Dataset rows
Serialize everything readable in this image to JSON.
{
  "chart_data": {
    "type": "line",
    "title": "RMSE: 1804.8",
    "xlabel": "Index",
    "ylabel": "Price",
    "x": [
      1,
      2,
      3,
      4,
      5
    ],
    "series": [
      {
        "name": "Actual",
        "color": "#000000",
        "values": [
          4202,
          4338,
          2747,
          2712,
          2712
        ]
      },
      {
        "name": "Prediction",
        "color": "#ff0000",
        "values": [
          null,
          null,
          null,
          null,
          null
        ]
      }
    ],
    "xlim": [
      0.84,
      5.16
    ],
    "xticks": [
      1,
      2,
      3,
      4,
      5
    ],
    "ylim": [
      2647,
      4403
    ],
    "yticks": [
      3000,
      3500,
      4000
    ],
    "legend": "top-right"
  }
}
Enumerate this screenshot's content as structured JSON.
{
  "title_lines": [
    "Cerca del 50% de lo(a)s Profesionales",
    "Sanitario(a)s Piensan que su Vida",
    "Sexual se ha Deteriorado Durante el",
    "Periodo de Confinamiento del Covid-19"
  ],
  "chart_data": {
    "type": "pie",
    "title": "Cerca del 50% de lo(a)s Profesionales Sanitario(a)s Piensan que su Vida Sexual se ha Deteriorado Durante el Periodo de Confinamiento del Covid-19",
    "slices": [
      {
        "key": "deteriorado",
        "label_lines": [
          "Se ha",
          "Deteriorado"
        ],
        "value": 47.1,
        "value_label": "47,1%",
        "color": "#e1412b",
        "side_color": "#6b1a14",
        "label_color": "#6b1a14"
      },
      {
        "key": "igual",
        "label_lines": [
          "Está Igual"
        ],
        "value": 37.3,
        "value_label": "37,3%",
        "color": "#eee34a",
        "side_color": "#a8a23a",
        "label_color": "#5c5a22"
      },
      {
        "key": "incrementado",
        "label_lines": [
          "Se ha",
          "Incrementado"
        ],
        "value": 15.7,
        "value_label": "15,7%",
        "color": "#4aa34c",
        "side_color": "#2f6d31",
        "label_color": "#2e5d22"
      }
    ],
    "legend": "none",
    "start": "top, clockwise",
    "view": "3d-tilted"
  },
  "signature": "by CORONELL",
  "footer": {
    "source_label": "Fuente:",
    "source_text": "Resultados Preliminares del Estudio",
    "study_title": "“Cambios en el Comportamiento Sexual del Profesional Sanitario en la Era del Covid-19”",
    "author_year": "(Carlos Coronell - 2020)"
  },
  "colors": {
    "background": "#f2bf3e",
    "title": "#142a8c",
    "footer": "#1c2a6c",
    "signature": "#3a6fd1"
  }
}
--
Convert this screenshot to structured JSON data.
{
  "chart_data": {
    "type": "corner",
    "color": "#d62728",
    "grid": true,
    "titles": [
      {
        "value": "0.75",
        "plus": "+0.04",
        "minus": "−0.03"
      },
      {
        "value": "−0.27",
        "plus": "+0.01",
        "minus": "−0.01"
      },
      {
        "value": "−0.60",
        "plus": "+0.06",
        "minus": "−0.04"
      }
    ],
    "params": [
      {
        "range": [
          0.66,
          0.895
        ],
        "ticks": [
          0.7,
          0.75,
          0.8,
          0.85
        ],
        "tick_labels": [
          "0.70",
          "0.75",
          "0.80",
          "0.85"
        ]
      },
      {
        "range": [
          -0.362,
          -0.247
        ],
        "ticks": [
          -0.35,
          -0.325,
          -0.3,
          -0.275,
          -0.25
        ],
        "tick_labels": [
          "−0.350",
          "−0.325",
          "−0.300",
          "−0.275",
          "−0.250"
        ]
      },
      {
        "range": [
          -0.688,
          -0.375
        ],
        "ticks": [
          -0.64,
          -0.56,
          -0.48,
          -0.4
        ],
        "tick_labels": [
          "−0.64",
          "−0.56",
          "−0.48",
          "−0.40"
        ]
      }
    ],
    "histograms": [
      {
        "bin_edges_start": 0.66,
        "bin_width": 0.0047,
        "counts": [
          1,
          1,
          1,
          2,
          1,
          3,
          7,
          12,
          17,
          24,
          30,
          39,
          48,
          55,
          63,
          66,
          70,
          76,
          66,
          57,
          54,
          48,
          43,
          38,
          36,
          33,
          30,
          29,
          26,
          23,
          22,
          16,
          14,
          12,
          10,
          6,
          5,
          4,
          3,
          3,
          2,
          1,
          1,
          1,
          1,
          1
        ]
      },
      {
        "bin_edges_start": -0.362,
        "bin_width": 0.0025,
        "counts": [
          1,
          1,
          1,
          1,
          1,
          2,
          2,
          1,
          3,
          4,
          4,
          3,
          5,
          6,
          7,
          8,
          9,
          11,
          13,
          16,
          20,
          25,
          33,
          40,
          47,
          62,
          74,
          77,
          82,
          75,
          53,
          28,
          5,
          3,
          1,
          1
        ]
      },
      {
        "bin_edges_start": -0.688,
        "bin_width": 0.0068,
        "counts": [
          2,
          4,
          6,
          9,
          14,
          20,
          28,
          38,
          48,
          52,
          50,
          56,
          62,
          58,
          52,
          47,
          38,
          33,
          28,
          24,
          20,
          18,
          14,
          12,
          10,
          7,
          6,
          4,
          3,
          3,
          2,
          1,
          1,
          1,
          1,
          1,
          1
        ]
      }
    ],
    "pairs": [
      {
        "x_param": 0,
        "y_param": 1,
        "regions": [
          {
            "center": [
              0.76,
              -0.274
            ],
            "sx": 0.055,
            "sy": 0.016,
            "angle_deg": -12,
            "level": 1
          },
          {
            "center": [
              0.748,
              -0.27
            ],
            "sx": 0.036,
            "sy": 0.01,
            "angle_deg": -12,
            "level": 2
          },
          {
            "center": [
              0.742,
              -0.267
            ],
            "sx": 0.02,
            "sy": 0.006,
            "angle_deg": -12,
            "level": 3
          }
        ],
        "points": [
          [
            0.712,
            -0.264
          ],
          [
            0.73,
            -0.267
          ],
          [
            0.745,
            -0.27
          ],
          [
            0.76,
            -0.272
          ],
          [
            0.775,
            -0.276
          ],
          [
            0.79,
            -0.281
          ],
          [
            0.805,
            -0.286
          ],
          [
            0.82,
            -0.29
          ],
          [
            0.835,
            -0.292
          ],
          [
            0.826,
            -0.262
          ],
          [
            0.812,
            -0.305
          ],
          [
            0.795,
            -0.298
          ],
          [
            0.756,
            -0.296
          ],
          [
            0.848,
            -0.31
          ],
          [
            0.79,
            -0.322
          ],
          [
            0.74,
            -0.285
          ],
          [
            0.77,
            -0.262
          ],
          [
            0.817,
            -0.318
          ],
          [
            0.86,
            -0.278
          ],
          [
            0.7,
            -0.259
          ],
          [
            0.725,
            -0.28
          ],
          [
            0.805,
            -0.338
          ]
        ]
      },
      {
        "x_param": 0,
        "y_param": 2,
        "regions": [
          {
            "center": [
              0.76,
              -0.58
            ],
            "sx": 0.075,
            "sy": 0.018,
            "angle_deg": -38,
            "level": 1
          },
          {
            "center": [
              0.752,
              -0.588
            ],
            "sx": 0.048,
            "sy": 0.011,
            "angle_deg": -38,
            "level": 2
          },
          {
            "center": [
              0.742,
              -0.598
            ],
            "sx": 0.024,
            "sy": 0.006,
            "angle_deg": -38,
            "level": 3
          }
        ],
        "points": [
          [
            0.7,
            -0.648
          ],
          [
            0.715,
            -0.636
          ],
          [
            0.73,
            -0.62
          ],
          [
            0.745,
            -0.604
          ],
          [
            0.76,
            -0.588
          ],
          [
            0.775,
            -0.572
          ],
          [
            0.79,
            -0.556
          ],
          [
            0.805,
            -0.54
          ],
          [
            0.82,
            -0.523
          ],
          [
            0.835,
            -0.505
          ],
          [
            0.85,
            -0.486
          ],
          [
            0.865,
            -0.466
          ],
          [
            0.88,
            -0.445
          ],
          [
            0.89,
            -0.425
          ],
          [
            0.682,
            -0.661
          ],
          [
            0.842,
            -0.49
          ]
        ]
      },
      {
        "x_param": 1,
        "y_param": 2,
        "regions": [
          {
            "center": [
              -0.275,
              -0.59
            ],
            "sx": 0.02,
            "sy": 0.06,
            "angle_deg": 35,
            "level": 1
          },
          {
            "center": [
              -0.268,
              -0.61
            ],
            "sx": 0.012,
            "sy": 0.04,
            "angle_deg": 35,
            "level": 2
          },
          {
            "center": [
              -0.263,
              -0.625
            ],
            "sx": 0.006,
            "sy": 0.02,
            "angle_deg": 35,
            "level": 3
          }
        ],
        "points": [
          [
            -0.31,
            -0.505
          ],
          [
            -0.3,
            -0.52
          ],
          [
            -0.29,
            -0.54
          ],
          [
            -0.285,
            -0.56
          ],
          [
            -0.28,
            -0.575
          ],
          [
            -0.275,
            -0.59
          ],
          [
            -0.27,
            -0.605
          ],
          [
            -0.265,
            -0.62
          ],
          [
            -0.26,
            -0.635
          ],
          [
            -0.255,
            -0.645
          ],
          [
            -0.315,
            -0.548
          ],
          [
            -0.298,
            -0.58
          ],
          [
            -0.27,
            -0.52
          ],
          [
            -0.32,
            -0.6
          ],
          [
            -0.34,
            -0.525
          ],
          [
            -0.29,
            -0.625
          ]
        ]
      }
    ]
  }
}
* * *
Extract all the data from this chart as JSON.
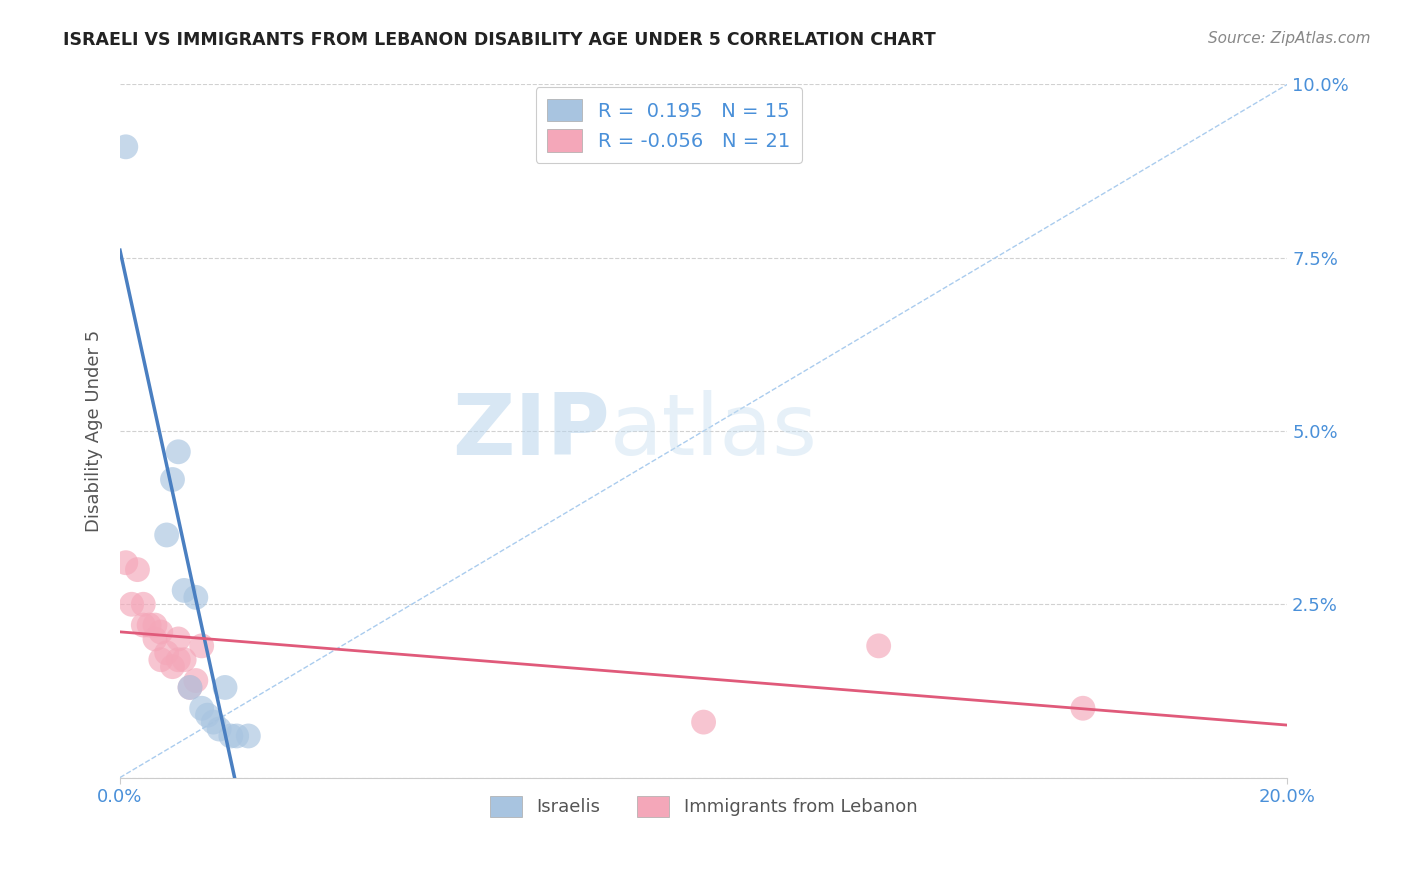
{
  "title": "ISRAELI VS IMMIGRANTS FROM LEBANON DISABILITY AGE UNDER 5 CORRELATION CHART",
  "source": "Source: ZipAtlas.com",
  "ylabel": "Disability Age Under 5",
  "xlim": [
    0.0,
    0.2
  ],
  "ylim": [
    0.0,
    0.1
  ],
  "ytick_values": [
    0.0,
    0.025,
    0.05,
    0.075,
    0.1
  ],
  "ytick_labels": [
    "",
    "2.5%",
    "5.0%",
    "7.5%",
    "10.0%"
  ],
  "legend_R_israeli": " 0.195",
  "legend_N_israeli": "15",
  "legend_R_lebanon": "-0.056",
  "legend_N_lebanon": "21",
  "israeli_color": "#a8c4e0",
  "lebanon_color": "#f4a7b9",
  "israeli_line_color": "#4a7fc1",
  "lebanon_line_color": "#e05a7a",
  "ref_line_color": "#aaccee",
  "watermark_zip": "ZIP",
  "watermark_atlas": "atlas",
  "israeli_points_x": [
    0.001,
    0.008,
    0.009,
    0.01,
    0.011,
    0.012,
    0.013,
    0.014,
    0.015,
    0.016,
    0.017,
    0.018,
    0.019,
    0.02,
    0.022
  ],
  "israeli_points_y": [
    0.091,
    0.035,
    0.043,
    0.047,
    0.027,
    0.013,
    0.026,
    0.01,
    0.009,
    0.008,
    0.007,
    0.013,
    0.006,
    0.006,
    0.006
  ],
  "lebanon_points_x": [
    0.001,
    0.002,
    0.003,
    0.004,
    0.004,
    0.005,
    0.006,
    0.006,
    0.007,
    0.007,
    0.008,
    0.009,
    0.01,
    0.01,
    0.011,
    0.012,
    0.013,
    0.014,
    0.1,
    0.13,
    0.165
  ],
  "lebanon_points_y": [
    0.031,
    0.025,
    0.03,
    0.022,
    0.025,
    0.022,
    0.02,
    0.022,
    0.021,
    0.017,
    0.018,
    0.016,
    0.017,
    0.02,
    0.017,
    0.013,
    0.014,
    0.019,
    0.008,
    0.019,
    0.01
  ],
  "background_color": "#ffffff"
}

- [The exercise]: Report every line containing the word "Periodo" from the listing above.

- [Task result]:
    "Periodo de Confinamiento del Covid-19"
    "title": "Cerca del 50% de lo(a)s Profesionales Sanitario(a)s Piensan que su Vida Sexual se ha Deteriorado Durante el Periodo de Confinamiento del Covid-19",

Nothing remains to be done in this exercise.